*What to work on:*
Assemble all lines in which the string "Voice" appears.

*Provided entries:*

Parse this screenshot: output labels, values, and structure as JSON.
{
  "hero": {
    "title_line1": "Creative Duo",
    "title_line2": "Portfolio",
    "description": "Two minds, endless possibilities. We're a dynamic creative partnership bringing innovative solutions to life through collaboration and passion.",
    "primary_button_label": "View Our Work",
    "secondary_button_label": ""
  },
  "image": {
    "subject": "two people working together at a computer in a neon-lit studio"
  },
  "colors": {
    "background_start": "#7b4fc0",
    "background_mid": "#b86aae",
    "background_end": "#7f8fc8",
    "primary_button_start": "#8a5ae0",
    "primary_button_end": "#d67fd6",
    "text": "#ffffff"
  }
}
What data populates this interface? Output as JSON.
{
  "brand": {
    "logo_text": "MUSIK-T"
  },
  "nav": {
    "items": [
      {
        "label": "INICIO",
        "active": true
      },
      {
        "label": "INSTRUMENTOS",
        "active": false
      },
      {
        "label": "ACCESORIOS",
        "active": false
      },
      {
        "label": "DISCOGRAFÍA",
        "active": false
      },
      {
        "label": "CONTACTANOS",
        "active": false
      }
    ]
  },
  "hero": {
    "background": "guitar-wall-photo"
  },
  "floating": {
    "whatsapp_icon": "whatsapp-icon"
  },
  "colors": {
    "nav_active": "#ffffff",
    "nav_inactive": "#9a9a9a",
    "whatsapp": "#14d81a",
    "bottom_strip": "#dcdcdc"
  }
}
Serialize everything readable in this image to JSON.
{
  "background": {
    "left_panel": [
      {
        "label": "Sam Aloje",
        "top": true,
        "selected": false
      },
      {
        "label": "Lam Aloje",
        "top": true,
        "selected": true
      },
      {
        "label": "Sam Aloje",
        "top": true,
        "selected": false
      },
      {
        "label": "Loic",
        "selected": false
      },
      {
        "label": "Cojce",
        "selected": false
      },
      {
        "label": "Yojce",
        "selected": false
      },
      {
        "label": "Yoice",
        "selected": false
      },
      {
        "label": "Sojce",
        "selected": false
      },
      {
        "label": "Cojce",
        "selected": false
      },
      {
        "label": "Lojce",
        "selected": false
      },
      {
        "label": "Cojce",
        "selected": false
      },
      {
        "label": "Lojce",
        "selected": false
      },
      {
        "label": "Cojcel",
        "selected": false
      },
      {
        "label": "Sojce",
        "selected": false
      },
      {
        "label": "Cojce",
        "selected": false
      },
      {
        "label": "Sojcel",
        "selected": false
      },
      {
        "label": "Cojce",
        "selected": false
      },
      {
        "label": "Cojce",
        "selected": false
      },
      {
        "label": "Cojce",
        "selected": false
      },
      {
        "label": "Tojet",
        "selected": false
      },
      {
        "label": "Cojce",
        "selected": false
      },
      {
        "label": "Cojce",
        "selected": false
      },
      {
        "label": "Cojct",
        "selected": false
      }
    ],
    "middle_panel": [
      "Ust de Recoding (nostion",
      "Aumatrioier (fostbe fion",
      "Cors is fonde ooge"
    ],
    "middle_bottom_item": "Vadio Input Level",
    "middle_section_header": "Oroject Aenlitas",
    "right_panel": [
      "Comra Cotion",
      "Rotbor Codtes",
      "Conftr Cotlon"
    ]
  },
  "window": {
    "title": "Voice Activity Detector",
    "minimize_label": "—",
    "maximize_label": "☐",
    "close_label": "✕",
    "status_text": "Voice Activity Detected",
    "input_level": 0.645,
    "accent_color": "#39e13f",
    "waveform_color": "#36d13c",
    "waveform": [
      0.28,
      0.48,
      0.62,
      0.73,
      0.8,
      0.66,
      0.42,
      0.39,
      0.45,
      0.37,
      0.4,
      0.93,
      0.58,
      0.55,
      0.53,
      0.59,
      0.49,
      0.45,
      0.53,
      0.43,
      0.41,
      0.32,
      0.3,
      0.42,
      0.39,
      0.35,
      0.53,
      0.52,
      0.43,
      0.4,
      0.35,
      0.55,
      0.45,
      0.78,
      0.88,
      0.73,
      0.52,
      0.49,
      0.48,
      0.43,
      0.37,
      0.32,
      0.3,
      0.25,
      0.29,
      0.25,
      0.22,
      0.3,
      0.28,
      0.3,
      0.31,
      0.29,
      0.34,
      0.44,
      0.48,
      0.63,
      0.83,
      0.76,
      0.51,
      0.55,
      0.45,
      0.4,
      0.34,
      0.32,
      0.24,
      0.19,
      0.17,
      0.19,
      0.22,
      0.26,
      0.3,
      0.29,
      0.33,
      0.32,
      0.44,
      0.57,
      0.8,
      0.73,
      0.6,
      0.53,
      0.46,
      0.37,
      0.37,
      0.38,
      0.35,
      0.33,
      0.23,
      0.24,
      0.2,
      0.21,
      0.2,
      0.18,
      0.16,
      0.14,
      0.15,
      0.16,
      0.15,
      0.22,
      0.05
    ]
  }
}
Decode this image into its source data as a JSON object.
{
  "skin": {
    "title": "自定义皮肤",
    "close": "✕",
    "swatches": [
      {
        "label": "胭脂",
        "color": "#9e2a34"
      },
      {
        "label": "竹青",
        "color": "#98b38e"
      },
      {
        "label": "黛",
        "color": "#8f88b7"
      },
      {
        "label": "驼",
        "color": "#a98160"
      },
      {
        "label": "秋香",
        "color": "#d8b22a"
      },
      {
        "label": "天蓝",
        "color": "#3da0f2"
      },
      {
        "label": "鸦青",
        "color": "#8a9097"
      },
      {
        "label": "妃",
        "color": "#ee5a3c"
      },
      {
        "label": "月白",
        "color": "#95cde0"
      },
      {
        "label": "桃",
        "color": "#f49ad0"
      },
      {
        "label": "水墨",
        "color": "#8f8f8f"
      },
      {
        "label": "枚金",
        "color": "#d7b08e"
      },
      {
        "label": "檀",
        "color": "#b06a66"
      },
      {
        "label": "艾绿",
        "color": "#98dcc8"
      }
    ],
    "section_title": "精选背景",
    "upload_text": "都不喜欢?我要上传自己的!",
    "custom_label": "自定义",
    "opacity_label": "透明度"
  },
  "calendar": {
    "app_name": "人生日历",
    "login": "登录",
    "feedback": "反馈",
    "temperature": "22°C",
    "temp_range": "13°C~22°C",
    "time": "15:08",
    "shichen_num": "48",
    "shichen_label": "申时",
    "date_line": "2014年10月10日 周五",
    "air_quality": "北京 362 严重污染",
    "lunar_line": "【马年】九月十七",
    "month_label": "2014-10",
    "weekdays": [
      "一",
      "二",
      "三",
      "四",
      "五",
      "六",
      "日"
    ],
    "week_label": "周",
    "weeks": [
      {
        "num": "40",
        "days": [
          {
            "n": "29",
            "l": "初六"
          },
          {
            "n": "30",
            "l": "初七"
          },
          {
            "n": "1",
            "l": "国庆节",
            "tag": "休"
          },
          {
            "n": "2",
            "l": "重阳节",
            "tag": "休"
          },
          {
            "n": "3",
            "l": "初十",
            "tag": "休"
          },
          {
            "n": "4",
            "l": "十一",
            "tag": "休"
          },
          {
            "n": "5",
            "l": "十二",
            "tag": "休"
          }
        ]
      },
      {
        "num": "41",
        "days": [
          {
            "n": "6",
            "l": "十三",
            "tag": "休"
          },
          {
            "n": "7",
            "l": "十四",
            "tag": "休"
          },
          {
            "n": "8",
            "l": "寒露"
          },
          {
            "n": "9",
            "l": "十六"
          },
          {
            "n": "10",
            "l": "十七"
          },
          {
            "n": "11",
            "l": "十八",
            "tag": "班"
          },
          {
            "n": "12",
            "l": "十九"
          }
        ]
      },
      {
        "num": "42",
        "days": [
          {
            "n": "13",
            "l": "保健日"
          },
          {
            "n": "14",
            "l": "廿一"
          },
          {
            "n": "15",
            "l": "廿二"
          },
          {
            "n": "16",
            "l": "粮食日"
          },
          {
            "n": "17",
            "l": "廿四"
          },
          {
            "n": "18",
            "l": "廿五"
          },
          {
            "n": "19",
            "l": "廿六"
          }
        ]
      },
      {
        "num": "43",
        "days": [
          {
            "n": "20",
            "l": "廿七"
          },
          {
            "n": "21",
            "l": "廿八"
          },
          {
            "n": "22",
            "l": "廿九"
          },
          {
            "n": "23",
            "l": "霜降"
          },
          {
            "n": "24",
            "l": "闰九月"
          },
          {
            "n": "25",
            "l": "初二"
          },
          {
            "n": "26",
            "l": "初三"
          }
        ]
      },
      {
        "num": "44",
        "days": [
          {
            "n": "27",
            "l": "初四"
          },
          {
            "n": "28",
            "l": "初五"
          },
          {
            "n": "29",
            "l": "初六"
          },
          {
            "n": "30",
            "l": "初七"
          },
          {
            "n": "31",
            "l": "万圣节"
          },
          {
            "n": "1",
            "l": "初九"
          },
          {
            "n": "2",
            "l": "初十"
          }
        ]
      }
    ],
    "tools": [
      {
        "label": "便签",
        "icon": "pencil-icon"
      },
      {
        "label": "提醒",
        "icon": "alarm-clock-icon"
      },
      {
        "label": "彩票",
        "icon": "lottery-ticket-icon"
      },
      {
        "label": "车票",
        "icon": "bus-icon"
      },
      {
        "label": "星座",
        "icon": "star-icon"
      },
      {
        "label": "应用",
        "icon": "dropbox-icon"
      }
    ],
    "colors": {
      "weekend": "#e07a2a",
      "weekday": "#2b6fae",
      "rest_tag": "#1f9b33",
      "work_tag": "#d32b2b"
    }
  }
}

*Full solution:*
    "title": "Voice Activity Detector",
    "status_text": "Voice Activity Detected",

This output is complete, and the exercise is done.